Your task:
Quote the whole listing word for word, please.

Saved entries
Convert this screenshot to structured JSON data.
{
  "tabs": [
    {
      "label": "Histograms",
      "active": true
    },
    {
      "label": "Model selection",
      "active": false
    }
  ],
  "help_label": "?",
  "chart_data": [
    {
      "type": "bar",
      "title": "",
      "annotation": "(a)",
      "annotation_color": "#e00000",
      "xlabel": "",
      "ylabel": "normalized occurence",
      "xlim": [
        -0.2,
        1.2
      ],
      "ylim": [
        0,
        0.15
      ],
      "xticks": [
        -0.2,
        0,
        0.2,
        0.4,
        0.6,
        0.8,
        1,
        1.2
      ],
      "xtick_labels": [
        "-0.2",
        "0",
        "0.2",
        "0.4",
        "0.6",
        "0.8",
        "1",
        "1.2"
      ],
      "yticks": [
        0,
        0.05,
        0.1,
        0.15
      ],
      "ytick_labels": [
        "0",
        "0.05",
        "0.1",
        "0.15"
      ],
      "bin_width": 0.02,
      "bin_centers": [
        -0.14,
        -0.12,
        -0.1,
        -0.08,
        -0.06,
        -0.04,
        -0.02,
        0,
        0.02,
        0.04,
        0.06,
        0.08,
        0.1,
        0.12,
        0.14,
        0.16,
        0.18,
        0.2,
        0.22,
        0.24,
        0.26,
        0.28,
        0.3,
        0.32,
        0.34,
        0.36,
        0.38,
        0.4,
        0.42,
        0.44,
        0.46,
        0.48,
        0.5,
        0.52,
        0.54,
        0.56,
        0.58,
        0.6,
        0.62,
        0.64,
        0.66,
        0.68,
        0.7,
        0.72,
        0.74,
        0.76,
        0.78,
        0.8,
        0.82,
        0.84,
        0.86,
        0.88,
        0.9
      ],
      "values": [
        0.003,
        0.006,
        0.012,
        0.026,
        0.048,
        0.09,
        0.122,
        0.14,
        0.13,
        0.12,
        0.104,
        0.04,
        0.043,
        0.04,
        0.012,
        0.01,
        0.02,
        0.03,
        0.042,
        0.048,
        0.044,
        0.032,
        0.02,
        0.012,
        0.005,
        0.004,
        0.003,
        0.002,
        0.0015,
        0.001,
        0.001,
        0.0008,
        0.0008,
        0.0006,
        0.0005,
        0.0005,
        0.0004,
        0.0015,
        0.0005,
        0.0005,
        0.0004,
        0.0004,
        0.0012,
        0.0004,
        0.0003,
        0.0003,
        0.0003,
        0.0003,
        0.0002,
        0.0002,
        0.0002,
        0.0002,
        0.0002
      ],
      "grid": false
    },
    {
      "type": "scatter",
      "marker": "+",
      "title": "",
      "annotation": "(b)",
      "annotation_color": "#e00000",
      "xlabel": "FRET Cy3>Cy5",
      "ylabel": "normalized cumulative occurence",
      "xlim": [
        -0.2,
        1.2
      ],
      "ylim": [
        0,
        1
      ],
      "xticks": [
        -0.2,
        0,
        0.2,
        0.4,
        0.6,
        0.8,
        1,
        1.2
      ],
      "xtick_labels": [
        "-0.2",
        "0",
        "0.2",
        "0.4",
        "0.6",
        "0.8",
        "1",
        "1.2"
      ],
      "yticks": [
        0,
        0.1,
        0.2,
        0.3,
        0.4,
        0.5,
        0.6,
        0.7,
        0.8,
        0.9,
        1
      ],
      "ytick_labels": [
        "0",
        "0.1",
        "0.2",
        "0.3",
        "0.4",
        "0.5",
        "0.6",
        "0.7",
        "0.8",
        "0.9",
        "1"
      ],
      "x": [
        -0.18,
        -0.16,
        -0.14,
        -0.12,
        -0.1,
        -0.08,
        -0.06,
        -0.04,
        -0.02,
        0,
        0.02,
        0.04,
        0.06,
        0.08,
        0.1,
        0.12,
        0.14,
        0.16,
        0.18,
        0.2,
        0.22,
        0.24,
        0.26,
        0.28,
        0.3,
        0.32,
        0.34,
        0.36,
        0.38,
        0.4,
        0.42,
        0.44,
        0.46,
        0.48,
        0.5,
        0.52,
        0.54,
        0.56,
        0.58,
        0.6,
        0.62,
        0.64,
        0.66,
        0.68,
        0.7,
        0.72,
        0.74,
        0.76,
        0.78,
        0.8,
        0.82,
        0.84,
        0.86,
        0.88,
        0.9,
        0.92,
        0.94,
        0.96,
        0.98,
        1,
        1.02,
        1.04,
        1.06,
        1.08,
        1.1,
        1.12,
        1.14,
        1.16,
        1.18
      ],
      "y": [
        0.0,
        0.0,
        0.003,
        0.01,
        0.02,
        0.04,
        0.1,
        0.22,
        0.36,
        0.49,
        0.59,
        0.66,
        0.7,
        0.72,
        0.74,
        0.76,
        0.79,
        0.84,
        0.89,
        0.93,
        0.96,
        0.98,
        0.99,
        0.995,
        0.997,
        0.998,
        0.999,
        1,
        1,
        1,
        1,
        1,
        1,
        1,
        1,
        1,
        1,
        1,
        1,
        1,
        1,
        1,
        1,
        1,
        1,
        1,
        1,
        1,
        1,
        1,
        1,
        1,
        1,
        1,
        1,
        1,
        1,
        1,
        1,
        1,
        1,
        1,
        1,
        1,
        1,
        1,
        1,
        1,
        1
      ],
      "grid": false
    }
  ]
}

Solution to the exercise:
Convert this screenshot to structured JSON data.
{
  "tabs": [
    {
      "label": "Histograms",
      "active": true
    },
    {
      "label": "Model selection",
      "active": false
    }
  ],
  "help_label": "?",
  "chart_data": [
    {
      "type": "bar",
      "title": "",
      "annotation": "(a)",
      "annotation_color": "#e00000",
      "xlabel": "",
      "ylabel": "normalized occurence",
      "xlim": [
        -0.2,
        1.2
      ],
      "ylim": [
        0,
        0.15
      ],
      "xticks": [
        -0.2,
        0,
        0.2,
        0.4,
        0.6,
        0.8,
        1,
        1.2
      ],
      "xtick_labels": [
        "-0.2",
        "0",
        "0.2",
        "0.4",
        "0.6",
        "0.8",
        "1",
        "1.2"
      ],
      "yticks": [
        0,
        0.05,
        0.1,
        0.15
      ],
      "ytick_labels": [
        "0",
        "0.05",
        "0.1",
        "0.15"
      ],
      "bin_width": 0.02,
      "bin_centers": [
        -0.14,
        -0.12,
        -0.1,
        -0.08,
        -0.06,
        -0.04,
        -0.02,
        0,
        0.02,
        0.04,
        0.06,
        0.08,
        0.1,
        0.12,
        0.14,
        0.16,
        0.18,
        0.2,
        0.22,
        0.24,
        0.26,
        0.28,
        0.3,
        0.32,
        0.34,
        0.36,
        0.38,
        0.4,
        0.42,
        0.44,
        0.46,
        0.48,
        0.5,
        0.52,
        0.54,
        0.56,
        0.58,
        0.6,
        0.62,
        0.64,
        0.66,
        0.68,
        0.7,
        0.72,
        0.74,
        0.76,
        0.78,
        0.8,
        0.82,
        0.84,
        0.86,
        0.88,
        0.9
      ],
      "values": [
        0.003,
        0.006,
        0.012,
        0.026,
        0.048,
        0.09,
        0.122,
        0.14,
        0.13,
        0.12,
        0.104,
        0.04,
        0.043,
        0.04,
        0.012,
        0.01,
        0.02,
        0.03,
        0.042,
        0.048,
        0.044,
        0.032,
        0.02,
        0.012,
        0.005,
        0.004,
        0.003,
        0.002,
        0.0015,
        0.001,
        0.001,
        0.0008,
        0.0008,
        0.0006,
        0.0005,
        0.0005,
        0.0004,
        0.0015,
        0.0005,
        0.0005,
        0.0004,
        0.0004,
        0.0012,
        0.0004,
        0.0003,
        0.0003,
        0.0003,
        0.0003,
        0.0002,
        0.0002,
        0.0002,
        0.0002,
        0.0002
      ],
      "grid": false
    },
    {
      "type": "scatter",
      "marker": "+",
      "title": "",
      "annotation": "(b)",
      "annotation_color": "#e00000",
      "xlabel": "FRET Cy3>Cy5",
      "ylabel": "normalized cumulative occurence",
      "xlim": [
        -0.2,
        1.2
      ],
      "ylim": [
        0,
        1
      ],
      "xticks": [
        -0.2,
        0,
        0.2,
        0.4,
        0.6,
        0.8,
        1,
        1.2
      ],
      "xtick_labels": [
        "-0.2",
        "0",
        "0.2",
        "0.4",
        "0.6",
        "0.8",
        "1",
        "1.2"
      ],
      "yticks": [
        0,
        0.1,
        0.2,
        0.3,
        0.4,
        0.5,
        0.6,
        0.7,
        0.8,
        0.9,
        1
      ],
      "ytick_labels": [
        "0",
        "0.1",
        "0.2",
        "0.3",
        "0.4",
        "0.5",
        "0.6",
        "0.7",
        "0.8",
        "0.9",
        "1"
      ],
      "x": [
        -0.18,
        -0.16,
        -0.14,
        -0.12,
        -0.1,
        -0.08,
        -0.06,
        -0.04,
        -0.02,
        0,
        0.02,
        0.04,
        0.06,
        0.08,
        0.1,
        0.12,
        0.14,
        0.16,
        0.18,
        0.2,
        0.22,
        0.24,
        0.26,
        0.28,
        0.3,
        0.32,
        0.34,
        0.36,
        0.38,
        0.4,
        0.42,
        0.44,
        0.46,
        0.48,
        0.5,
        0.52,
        0.54,
        0.56,
        0.58,
        0.6,
        0.62,
        0.64,
        0.66,
        0.68,
        0.7,
        0.72,
        0.74,
        0.76,
        0.78,
        0.8,
        0.82,
        0.84,
        0.86,
        0.88,
        0.9,
        0.92,
        0.94,
        0.96,
        0.98,
        1,
        1.02,
        1.04,
        1.06,
        1.08,
        1.1,
        1.12,
        1.14,
        1.16,
        1.18
      ],
      "y": [
        0.0,
        0.0,
        0.003,
        0.01,
        0.02,
        0.04,
        0.1,
        0.22,
        0.36,
        0.49,
        0.59,
        0.66,
        0.7,
        0.72,
        0.74,
        0.76,
        0.79,
        0.84,
        0.89,
        0.93,
        0.96,
        0.98,
        0.99,
        0.995,
        0.997,
        0.998,
        0.999,
        1,
        1,
        1,
        1,
        1,
        1,
        1,
        1,
        1,
        1,
        1,
        1,
        1,
        1,
        1,
        1,
        1,
        1,
        1,
        1,
        1,
        1,
        1,
        1,
        1,
        1,
        1,
        1,
        1,
        1,
        1,
        1,
        1,
        1,
        1,
        1,
        1,
        1,
        1,
        1,
        1,
        1
      ],
      "grid": false
    }
  ]
}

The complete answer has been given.